## Start

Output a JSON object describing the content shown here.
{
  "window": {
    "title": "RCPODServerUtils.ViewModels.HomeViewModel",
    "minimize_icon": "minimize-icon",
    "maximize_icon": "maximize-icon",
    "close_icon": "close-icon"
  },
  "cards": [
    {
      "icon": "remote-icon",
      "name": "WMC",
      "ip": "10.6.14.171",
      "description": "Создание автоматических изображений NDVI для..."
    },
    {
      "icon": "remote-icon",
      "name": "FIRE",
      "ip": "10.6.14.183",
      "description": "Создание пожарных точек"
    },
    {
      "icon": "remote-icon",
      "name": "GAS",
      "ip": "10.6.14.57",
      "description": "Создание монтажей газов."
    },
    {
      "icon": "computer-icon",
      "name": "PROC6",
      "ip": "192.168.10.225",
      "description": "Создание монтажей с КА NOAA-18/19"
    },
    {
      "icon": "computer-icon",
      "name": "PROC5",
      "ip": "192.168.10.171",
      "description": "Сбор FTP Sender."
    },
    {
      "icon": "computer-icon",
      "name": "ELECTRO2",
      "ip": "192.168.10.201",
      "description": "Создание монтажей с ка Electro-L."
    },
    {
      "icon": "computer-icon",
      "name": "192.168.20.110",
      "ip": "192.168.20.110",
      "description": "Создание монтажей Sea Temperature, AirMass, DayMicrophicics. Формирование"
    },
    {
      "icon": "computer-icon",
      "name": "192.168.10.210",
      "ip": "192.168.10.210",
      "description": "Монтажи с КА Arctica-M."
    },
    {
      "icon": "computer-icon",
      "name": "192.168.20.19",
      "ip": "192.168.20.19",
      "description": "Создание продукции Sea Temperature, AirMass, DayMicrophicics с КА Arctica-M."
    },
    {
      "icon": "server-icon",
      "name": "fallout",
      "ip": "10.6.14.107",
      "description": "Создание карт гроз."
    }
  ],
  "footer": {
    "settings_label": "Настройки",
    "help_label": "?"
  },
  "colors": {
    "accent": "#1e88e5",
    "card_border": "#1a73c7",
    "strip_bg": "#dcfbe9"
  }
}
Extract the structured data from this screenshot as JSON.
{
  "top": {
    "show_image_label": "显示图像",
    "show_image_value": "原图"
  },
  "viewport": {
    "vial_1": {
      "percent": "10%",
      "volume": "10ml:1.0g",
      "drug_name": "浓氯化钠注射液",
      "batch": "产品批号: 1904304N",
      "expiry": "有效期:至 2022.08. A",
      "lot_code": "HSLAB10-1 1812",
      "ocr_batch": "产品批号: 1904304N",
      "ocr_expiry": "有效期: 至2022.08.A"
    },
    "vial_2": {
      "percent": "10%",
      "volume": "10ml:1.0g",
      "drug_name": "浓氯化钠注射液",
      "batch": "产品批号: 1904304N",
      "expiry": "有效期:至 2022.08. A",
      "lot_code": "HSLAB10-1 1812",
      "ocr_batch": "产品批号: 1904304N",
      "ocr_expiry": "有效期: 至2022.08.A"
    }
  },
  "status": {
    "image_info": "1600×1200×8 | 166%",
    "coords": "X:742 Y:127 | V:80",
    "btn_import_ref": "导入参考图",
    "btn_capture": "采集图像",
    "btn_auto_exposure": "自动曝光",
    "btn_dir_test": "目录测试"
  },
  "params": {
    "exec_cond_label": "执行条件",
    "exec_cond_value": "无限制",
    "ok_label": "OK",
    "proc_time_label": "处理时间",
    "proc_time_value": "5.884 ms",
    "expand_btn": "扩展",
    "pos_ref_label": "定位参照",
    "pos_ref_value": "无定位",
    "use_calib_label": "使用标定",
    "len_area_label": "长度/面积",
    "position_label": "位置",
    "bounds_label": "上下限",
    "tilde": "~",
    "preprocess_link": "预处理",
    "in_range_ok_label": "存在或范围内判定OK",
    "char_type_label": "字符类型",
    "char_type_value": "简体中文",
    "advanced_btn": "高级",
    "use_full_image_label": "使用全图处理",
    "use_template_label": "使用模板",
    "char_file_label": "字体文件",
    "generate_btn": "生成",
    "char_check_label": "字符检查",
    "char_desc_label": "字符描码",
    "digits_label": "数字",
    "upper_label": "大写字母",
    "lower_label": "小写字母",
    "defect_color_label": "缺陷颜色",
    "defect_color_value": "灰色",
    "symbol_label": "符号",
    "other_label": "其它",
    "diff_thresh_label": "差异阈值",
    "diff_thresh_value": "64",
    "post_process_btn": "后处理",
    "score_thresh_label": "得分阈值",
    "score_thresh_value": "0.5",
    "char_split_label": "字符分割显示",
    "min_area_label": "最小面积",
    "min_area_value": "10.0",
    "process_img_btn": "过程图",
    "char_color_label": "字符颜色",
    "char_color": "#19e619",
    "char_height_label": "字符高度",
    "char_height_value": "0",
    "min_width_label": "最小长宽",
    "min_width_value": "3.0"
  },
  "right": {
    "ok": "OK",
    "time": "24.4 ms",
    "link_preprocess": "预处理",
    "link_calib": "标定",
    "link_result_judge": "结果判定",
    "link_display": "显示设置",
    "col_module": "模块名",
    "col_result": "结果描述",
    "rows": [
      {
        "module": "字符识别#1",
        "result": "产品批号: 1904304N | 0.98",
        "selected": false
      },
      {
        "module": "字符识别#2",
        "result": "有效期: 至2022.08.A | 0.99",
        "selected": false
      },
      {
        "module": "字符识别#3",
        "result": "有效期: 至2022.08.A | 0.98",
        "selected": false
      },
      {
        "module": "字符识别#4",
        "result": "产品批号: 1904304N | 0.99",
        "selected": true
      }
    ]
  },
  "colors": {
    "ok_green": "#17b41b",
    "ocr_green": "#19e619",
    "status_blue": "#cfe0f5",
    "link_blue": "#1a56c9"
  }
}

## End
## Start

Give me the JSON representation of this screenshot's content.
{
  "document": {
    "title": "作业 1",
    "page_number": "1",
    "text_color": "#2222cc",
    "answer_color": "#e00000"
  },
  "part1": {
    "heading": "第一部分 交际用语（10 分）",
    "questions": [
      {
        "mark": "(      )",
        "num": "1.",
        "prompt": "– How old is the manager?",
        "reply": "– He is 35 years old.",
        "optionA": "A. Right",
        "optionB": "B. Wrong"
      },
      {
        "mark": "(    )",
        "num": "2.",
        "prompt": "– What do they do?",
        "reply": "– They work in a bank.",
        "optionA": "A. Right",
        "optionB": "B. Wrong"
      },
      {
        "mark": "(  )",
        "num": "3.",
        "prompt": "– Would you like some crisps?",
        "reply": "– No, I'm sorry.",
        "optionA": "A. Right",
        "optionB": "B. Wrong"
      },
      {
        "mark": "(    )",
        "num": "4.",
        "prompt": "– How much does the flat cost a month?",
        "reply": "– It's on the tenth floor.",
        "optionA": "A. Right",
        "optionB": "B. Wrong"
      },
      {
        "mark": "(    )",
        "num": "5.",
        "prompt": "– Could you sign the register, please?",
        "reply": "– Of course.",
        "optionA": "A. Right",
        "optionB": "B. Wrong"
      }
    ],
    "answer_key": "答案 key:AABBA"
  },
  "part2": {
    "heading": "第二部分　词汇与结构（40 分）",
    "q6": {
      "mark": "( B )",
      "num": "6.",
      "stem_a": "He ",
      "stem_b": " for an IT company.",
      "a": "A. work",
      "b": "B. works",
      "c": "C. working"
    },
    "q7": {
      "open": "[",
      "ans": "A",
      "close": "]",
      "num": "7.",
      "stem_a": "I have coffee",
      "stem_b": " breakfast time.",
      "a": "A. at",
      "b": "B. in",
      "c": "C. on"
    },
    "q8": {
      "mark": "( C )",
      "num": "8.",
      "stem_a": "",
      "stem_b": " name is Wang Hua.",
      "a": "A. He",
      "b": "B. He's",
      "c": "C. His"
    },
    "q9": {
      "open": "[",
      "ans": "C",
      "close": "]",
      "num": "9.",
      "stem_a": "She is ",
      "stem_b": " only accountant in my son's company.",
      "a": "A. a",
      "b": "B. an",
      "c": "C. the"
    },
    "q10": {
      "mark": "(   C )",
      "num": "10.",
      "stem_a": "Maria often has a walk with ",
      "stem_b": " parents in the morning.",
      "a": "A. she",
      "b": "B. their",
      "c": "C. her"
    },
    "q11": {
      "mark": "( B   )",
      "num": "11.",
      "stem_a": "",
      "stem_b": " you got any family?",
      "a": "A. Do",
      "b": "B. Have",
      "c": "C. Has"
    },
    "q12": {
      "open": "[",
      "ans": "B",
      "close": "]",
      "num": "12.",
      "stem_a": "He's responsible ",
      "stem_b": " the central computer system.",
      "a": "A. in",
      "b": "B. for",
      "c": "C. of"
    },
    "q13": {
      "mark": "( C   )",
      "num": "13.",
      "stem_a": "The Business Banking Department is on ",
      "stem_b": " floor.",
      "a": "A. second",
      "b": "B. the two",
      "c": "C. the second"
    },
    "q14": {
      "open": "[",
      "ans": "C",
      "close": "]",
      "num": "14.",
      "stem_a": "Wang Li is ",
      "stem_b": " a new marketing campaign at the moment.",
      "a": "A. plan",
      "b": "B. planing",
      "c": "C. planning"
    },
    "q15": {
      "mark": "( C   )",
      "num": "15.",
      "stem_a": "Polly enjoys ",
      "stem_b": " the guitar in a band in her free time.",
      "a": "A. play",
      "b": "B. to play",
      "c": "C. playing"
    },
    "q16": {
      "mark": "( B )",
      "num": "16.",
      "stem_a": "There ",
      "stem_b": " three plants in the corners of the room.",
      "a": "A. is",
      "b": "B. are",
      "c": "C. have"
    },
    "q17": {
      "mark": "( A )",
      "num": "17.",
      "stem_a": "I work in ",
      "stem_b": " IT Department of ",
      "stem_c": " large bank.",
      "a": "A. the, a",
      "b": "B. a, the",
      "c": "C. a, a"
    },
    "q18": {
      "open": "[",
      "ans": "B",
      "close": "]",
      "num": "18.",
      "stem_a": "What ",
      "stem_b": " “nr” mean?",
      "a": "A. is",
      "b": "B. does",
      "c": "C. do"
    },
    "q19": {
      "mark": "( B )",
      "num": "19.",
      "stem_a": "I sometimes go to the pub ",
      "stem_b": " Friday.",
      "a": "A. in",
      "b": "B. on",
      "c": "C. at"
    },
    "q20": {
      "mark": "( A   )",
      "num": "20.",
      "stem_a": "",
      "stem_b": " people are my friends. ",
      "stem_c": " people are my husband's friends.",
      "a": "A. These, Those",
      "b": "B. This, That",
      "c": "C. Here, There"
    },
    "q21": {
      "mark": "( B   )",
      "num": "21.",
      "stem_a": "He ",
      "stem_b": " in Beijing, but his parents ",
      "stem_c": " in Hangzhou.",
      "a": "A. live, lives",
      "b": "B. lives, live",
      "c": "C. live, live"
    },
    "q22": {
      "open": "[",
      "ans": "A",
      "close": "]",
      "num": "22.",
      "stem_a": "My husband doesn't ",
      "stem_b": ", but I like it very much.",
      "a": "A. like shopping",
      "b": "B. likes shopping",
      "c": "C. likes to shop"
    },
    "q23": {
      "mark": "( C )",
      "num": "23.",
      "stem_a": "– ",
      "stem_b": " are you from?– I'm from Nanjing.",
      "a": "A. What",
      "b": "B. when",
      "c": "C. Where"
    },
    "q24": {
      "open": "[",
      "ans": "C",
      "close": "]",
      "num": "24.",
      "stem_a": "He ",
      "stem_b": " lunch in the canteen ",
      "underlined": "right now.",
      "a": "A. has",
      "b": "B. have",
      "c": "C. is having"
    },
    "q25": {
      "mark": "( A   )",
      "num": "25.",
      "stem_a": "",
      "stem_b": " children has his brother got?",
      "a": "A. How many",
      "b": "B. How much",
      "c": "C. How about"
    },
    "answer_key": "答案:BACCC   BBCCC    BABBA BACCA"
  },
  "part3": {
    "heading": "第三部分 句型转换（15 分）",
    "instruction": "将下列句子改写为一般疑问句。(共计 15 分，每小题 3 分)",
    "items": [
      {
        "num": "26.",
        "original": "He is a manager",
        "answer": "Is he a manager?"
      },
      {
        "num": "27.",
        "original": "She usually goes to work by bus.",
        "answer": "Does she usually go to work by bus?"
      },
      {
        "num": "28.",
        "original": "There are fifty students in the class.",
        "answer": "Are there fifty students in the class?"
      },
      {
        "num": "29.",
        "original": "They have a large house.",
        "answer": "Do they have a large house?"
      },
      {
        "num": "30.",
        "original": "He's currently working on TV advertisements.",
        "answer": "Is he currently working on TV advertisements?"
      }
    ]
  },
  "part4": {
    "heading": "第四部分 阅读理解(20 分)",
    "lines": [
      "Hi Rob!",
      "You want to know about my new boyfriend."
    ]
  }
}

## End

> **Set task**
Go through the listing above and list every line that has the word "Wang".

> **Exercise result**
      "stem_b": " name is Wang Hua.",
      "stem_a": "Wang Li is ",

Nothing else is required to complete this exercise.